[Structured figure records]

◇ ◇ ◇ ◇ ◇

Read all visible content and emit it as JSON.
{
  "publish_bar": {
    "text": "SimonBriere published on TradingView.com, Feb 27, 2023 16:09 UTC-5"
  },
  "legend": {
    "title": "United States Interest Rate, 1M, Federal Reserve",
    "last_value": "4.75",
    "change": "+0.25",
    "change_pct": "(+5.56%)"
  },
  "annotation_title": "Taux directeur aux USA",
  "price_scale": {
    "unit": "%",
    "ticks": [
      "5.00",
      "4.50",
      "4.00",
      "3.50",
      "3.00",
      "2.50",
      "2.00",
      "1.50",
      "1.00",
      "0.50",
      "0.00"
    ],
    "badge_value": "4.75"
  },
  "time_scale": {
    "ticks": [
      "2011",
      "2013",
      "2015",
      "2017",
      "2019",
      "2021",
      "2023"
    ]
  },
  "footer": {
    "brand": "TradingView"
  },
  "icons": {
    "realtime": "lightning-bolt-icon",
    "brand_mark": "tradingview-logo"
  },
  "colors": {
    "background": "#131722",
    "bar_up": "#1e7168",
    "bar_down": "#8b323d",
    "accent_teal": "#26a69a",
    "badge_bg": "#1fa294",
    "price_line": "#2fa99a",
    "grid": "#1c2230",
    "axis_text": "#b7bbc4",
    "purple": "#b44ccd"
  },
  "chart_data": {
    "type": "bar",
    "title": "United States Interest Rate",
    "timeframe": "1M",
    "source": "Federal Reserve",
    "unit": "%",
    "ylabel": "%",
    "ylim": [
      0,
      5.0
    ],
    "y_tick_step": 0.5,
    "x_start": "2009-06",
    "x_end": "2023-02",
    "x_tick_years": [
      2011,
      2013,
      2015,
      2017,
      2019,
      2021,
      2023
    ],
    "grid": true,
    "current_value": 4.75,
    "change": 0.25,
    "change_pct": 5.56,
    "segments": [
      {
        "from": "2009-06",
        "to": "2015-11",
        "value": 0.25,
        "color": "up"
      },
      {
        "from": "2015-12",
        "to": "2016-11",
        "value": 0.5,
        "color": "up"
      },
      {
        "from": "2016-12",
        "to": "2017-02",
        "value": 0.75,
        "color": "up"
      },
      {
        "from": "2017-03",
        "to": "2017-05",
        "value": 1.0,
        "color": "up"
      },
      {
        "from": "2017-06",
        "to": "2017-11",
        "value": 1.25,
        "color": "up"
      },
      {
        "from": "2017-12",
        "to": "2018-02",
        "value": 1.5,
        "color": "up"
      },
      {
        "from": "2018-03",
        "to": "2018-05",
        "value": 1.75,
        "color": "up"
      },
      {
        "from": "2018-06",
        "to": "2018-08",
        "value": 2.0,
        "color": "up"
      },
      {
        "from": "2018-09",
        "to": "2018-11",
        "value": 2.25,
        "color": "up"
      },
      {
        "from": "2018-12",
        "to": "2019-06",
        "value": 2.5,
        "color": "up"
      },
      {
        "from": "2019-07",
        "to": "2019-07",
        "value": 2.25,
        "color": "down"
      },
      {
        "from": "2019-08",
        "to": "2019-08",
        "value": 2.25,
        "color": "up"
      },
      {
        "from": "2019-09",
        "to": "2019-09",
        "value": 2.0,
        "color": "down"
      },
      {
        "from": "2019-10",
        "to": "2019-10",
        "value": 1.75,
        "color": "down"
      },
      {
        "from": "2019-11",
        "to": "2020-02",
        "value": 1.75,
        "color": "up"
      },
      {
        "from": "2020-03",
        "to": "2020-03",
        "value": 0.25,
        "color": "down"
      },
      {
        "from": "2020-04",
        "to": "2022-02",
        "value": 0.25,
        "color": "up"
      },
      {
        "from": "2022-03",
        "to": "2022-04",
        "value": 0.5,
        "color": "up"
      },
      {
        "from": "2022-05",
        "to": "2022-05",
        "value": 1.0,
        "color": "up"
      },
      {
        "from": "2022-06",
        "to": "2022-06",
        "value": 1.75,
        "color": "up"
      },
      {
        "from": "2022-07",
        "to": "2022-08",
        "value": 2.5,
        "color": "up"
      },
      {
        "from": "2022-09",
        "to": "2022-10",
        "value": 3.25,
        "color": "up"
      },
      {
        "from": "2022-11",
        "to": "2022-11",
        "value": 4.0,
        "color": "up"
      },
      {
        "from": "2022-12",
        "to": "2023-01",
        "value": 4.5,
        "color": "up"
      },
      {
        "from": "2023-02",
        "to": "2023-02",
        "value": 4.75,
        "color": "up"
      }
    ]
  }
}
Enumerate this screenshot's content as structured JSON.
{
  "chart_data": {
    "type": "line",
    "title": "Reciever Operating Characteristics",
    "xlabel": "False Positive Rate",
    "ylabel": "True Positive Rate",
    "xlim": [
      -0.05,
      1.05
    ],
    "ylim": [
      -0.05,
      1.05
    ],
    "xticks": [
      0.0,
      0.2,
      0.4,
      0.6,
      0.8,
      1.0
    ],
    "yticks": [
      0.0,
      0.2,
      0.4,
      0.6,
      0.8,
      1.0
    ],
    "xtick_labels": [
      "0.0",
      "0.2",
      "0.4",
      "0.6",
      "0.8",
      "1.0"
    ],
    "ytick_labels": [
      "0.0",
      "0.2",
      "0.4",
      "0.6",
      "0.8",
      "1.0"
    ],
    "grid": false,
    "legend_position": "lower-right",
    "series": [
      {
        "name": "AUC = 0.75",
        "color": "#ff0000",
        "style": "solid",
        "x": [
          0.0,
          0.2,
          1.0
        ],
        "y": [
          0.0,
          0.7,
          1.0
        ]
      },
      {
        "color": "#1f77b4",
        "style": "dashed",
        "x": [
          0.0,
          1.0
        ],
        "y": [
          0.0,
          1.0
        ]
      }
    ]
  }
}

◇ ◇ ◇ ◇ ◇

## The exercise
Every entry should be printed again exactly as it stands.

## Output below
Read all visible content and emit it as JSON.
{
  "publish_bar": {
    "text": "SimonBriere published on TradingView.com, Feb 27, 2023 16:09 UTC-5"
  },
  "legend": {
    "title": "United States Interest Rate, 1M, Federal Reserve",
    "last_value": "4.75",
    "change": "+0.25",
    "change_pct": "(+5.56%)"
  },
  "annotation_title": "Taux directeur aux USA",
  "price_scale": {
    "unit": "%",
    "ticks": [
      "5.00",
      "4.50",
      "4.00",
      "3.50",
      "3.00",
      "2.50",
      "2.00",
      "1.50",
      "1.00",
      "0.50",
      "0.00"
    ],
    "badge_value": "4.75"
  },
  "time_scale": {
    "ticks": [
      "2011",
      "2013",
      "2015",
      "2017",
      "2019",
      "2021",
      "2023"
    ]
  },
  "footer": {
    "brand": "TradingView"
  },
  "icons": {
    "realtime": "lightning-bolt-icon",
    "brand_mark": "tradingview-logo"
  },
  "colors": {
    "background": "#131722",
    "bar_up": "#1e7168",
    "bar_down": "#8b323d",
    "accent_teal": "#26a69a",
    "badge_bg": "#1fa294",
    "price_line": "#2fa99a",
    "grid": "#1c2230",
    "axis_text": "#b7bbc4",
    "purple": "#b44ccd"
  },
  "chart_data": {
    "type": "bar",
    "title": "United States Interest Rate",
    "timeframe": "1M",
    "source": "Federal Reserve",
    "unit": "%",
    "ylabel": "%",
    "ylim": [
      0,
      5.0
    ],
    "y_tick_step": 0.5,
    "x_start": "2009-06",
    "x_end": "2023-02",
    "x_tick_years": [
      2011,
      2013,
      2015,
      2017,
      2019,
      2021,
      2023
    ],
    "grid": true,
    "current_value": 4.75,
    "change": 0.25,
    "change_pct": 5.56,
    "segments": [
      {
        "from": "2009-06",
        "to": "2015-11",
        "value": 0.25,
        "color": "up"
      },
      {
        "from": "2015-12",
        "to": "2016-11",
        "value": 0.5,
        "color": "up"
      },
      {
        "from": "2016-12",
        "to": "2017-02",
        "value": 0.75,
        "color": "up"
      },
      {
        "from": "2017-03",
        "to": "2017-05",
        "value": 1.0,
        "color": "up"
      },
      {
        "from": "2017-06",
        "to": "2017-11",
        "value": 1.25,
        "color": "up"
      },
      {
        "from": "2017-12",
        "to": "2018-02",
        "value": 1.5,
        "color": "up"
      },
      {
        "from": "2018-03",
        "to": "2018-05",
        "value": 1.75,
        "color": "up"
      },
      {
        "from": "2018-06",
        "to": "2018-08",
        "value": 2.0,
        "color": "up"
      },
      {
        "from": "2018-09",
        "to": "2018-11",
        "value": 2.25,
        "color": "up"
      },
      {
        "from": "2018-12",
        "to": "2019-06",
        "value": 2.5,
        "color": "up"
      },
      {
        "from": "2019-07",
        "to": "2019-07",
        "value": 2.25,
        "color": "down"
      },
      {
        "from": "2019-08",
        "to": "2019-08",
        "value": 2.25,
        "color": "up"
      },
      {
        "from": "2019-09",
        "to": "2019-09",
        "value": 2.0,
        "color": "down"
      },
      {
        "from": "2019-10",
        "to": "2019-10",
        "value": 1.75,
        "color": "down"
      },
      {
        "from": "2019-11",
        "to": "2020-02",
        "value": 1.75,
        "color": "up"
      },
      {
        "from": "2020-03",
        "to": "2020-03",
        "value": 0.25,
        "color": "down"
      },
      {
        "from": "2020-04",
        "to": "2022-02",
        "value": 0.25,
        "color": "up"
      },
      {
        "from": "2022-03",
        "to": "2022-04",
        "value": 0.5,
        "color": "up"
      },
      {
        "from": "2022-05",
        "to": "2022-05",
        "value": 1.0,
        "color": "up"
      },
      {
        "from": "2022-06",
        "to": "2022-06",
        "value": 1.75,
        "color": "up"
      },
      {
        "from": "2022-07",
        "to": "2022-08",
        "value": 2.5,
        "color": "up"
      },
      {
        "from": "2022-09",
        "to": "2022-10",
        "value": 3.25,
        "color": "up"
      },
      {
        "from": "2022-11",
        "to": "2022-11",
        "value": 4.0,
        "color": "up"
      },
      {
        "from": "2022-12",
        "to": "2023-01",
        "value": 4.5,
        "color": "up"
      },
      {
        "from": "2023-02",
        "to": "2023-02",
        "value": 4.75,
        "color": "up"
      }
    ]
  }
}
Enumerate this screenshot's content as structured JSON.
{
  "chart_data": {
    "type": "line",
    "title": "Reciever Operating Characteristics",
    "xlabel": "False Positive Rate",
    "ylabel": "True Positive Rate",
    "xlim": [
      -0.05,
      1.05
    ],
    "ylim": [
      -0.05,
      1.05
    ],
    "xticks": [
      0.0,
      0.2,
      0.4,
      0.6,
      0.8,
      1.0
    ],
    "yticks": [
      0.0,
      0.2,
      0.4,
      0.6,
      0.8,
      1.0
    ],
    "xtick_labels": [
      "0.0",
      "0.2",
      "0.4",
      "0.6",
      "0.8",
      "1.0"
    ],
    "ytick_labels": [
      "0.0",
      "0.2",
      "0.4",
      "0.6",
      "0.8",
      "1.0"
    ],
    "grid": false,
    "legend_position": "lower-right",
    "series": [
      {
        "name": "AUC = 0.75",
        "color": "#ff0000",
        "style": "solid",
        "x": [
          0.0,
          0.2,
          1.0
        ],
        "y": [
          0.0,
          0.7,
          1.0
        ]
      },
      {
        "color": "#1f77b4",
        "style": "dashed",
        "x": [
          0.0,
          1.0
        ],
        "y": [
          0.0,
          1.0
        ]
      }
    ]
  }
}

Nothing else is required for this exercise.